------ Data in this exercise ------

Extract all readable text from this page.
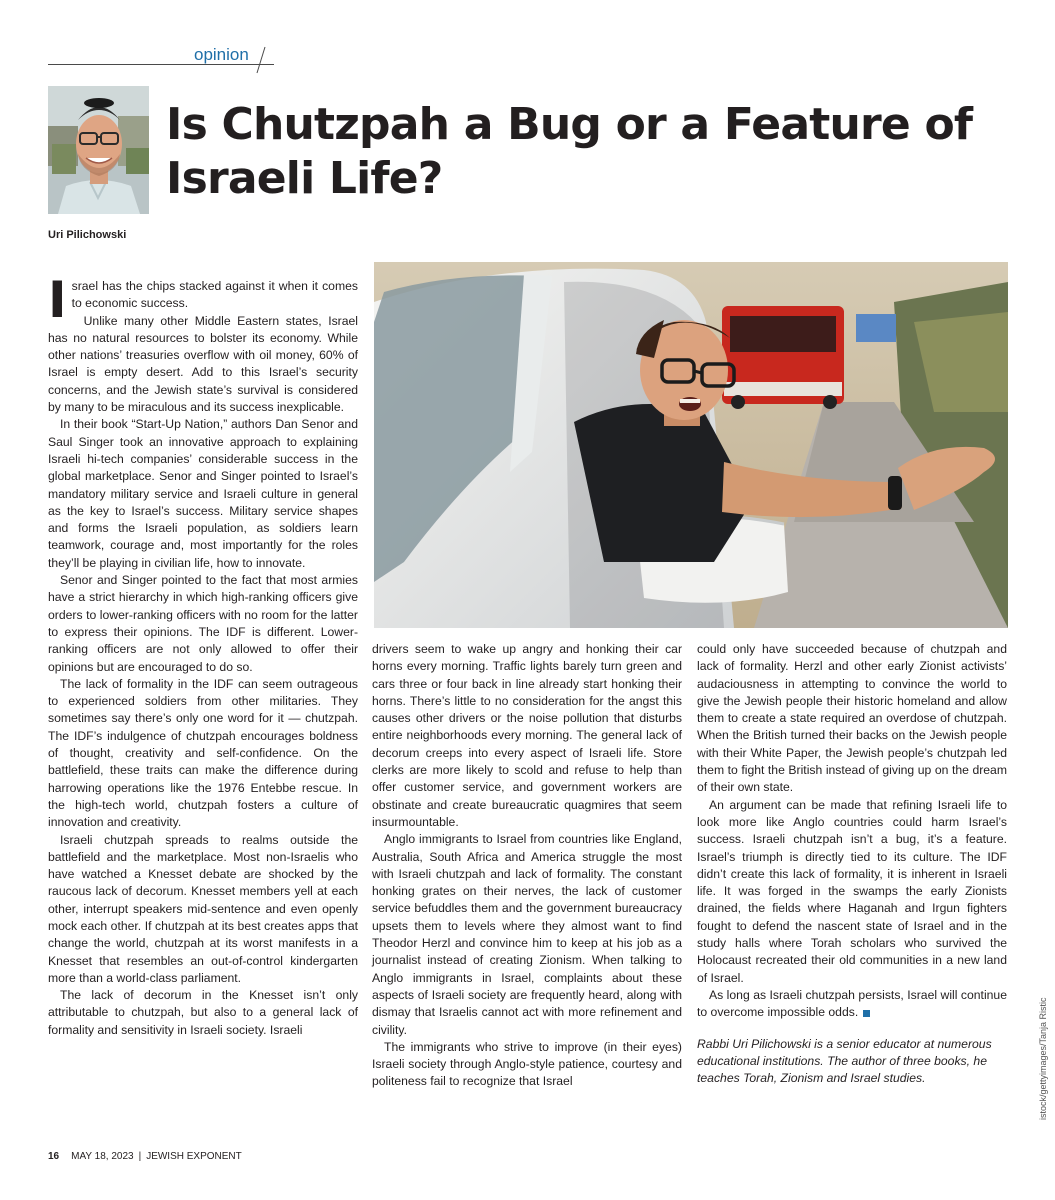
opinion
Is Chutzpah a Bug or a Feature of Israeli Life?
Uri Pilichowski

Israel has the chips stacked against it when it comes to economic success.

Unlike many other Middle Eastern states, Israel has no natural resources to bolster its economy. While other nations’ treasuries overflow with oil money, 60% of Israel is empty desert. Add to this Israel’s security concerns, and the Jewish state’s survival is considered by many to be miraculous and its success inexplicable.

In their book “Start-Up Nation,” authors Dan Senor and Saul Singer took an innovative approach to explaining Israeli hi-tech companies’ considerable success in the global marketplace. Senor and Singer pointed to Israel’s mandatory military service and Israeli culture in general as the key to Israel’s success. Military service shapes and forms the Israeli population, as soldiers learn teamwork, courage and, most importantly for the roles they’ll be playing in civilian life, how to innovate.

Senor and Singer pointed to the fact that most armies have a strict hierarchy in which high-ranking officers give orders to lower-ranking officers with no room for the latter to express their opinions. The IDF is different. Lower-ranking officers are not only allowed to offer their opinions but are encouraged to do so.

The lack of formality in the IDF can seem outrageous to experienced soldiers from other militaries. They sometimes say there’s only one word for it — chutzpah. The IDF’s indulgence of chutzpah encourages boldness of thought, creativity and self-confidence. On the battlefield, these traits can make the difference during harrowing operations like the 1976 Entebbe rescue. In the high-tech world, chutzpah fosters a culture of innovation and creativity.

Israeli chutzpah spreads to realms outside the battlefield and the marketplace. Most non-Israelis who have watched a Knesset debate are shocked by the raucous lack of decorum. Knesset members yell at each other, interrupt speakers mid-sentence and even openly mock each other. If chutzpah at its best creates apps that change the world, chutzpah at its worst manifests in a Knesset that resembles an out-of-control kindergarten more than a world-class parliament.

The lack of decorum in the Knesset isn’t only attributable to chutzpah, but also to a general lack of formality and sensitivity in Israeli society. Israeli

drivers seem to wake up angry and honking their car horns every morning. Traffic lights barely turn green and cars three or four back in line already start honking their horns. There’s little to no consideration for the angst this causes other drivers or the noise pollution that disturbs entire neighborhoods every morning. The general lack of decorum creeps into every aspect of Israeli life. Store clerks are more likely to scold and refuse to help than offer customer service, and government workers are obstinate and create bureaucratic quagmires that seem insurmountable.

Anglo immigrants to Israel from countries like England, Australia, South Africa and America struggle the most with Israeli chutzpah and lack of formality. The constant honking grates on their nerves, the lack of customer service befuddles them and the government bureaucracy upsets them to levels where they almost want to find Theodor Herzl and convince him to keep at his job as a journalist instead of creating Zionism. When talking to Anglo immigrants in Israel, complaints about these aspects of Israeli society are frequently heard, along with dismay that Israelis cannot act with more refinement and civility.

The immigrants who strive to improve (in their eyes) Israeli society through Anglo-style patience, courtesy and politeness fail to recognize that Israel

could only have succeeded because of chutzpah and lack of formality. Herzl and other early Zionist activists’ audaciousness in attempting to convince the world to give the Jewish people their historic homeland and allow them to create a state required an overdose of chutzpah. When the British turned their backs on the Jewish people with their White Paper, the Jewish people’s chutzpah led them to fight the British instead of giving up on the dream of their own state.

An argument can be made that refining Israeli life to look more like Anglo countries could harm Israel’s success. Israeli chutzpah isn’t a bug, it’s a feature. Israel’s triumph is directly tied to its culture. The IDF didn’t create this lack of formality, it is inherent in Israeli life. It was forged in the swamps the early Zionists drained, the fields where Haganah and Irgun fighters fought to defend the nascent state of Israel and in the study halls where Torah scholars who survived the Holocaust recreated their old communities in a new land of Israel.

As long as Israeli chutzpah persists, Israel will continue to overcome impossible odds.

Rabbi Uri Pilichowski is a senior educator at numerous educational institutions. The author of three books, he teaches Torah, Zionism and Israel studies.	istock/gettyimages/Tanja Ristic
16 MAY 18, 2023 | JEWISH EXPONENT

------

● Set exercise
Return each line from the material above exactly, but not the pictures.

● Solution to the problem
Extract all readable text from this page.
opinion
Is Chutzpah a Bug or a Feature of Israeli Life?
Uri Pilichowski

Israel has the chips stacked against it when it comes to economic success.

Unlike many other Middle Eastern states, Israel has no natural resources to bolster its economy. While other nations’ treasuries overflow with oil money, 60% of Israel is empty desert. Add to this Israel’s security concerns, and the Jewish state’s survival is considered by many to be miraculous and its success inexplicable.

In their book “Start-Up Nation,” authors Dan Senor and Saul Singer took an innovative approach to explaining Israeli hi-tech companies’ considerable success in the global marketplace. Senor and Singer pointed to Israel’s mandatory military service and Israeli culture in general as the key to Israel’s success. Military service shapes and forms the Israeli population, as soldiers learn teamwork, courage and, most importantly for the roles they’ll be playing in civilian life, how to innovate.

Senor and Singer pointed to the fact that most armies have a strict hierarchy in which high-ranking officers give orders to lower-ranking officers with no room for the latter to express their opinions. The IDF is different. Lower-ranking officers are not only allowed to offer their opinions but are encouraged to do so.

The lack of formality in the IDF can seem outrageous to experienced soldiers from other militaries. They sometimes say there’s only one word for it — chutzpah. The IDF’s indulgence of chutzpah encourages boldness of thought, creativity and self-confidence. On the battlefield, these traits can make the difference during harrowing operations like the 1976 Entebbe rescue. In the high-tech world, chutzpah fosters a culture of innovation and creativity.

Israeli chutzpah spreads to realms outside the battlefield and the marketplace. Most non-Israelis who have watched a Knesset debate are shocked by the raucous lack of decorum. Knesset members yell at each other, interrupt speakers mid-sentence and even openly mock each other. If chutzpah at its best creates apps that change the world, chutzpah at its worst manifests in a Knesset that resembles an out-of-control kindergarten more than a world-class parliament.

The lack of decorum in the Knesset isn’t only attributable to chutzpah, but also to a general lack of formality and sensitivity in Israeli society. Israeli

drivers seem to wake up angry and honking their car horns every morning. Traffic lights barely turn green and cars three or four back in line already start honking their horns. There’s little to no consideration for the angst this causes other drivers or the noise pollution that disturbs entire neighborhoods every morning. The general lack of decorum creeps into every aspect of Israeli life. Store clerks are more likely to scold and refuse to help than offer customer service, and government workers are obstinate and create bureaucratic quagmires that seem insurmountable.

Anglo immigrants to Israel from countries like England, Australia, South Africa and America struggle the most with Israeli chutzpah and lack of formality. The constant honking grates on their nerves, the lack of customer service befuddles them and the government bureaucracy upsets them to levels where they almost want to find Theodor Herzl and convince him to keep at his job as a journalist instead of creating Zionism. When talking to Anglo immigrants in Israel, complaints about these aspects of Israeli society are frequently heard, along with dismay that Israelis cannot act with more refinement and civility.

The immigrants who strive to improve (in their eyes) Israeli society through Anglo-style patience, courtesy and politeness fail to recognize that Israel

could only have succeeded because of chutzpah and lack of formality. Herzl and other early Zionist activists’ audaciousness in attempting to convince the world to give the Jewish people their historic homeland and allow them to create a state required an overdose of chutzpah. When the British turned their backs on the Jewish people with their White Paper, the Jewish people’s chutzpah led them to fight the British instead of giving up on the dream of their own state.

An argument can be made that refining Israeli life to look more like Anglo countries could harm Israel’s success. Israeli chutzpah isn’t a bug, it’s a feature. Israel’s triumph is directly tied to its culture. The IDF didn’t create this lack of formality, it is inherent in Israeli life. It was forged in the swamps the early Zionists drained, the fields where Haganah and Irgun fighters fought to defend the nascent state of Israel and in the study halls where Torah scholars who survived the Holocaust recreated their old communities in a new land of Israel.

As long as Israeli chutzpah persists, Israel will continue to overcome impossible odds.

Rabbi Uri Pilichowski is a senior educator at numerous educational institutions. The author of three books, he teaches Torah, Zionism and Israel studies.	istock/gettyimages/Tanja Ristic
16 MAY 18, 2023 | JEWISH EXPONENT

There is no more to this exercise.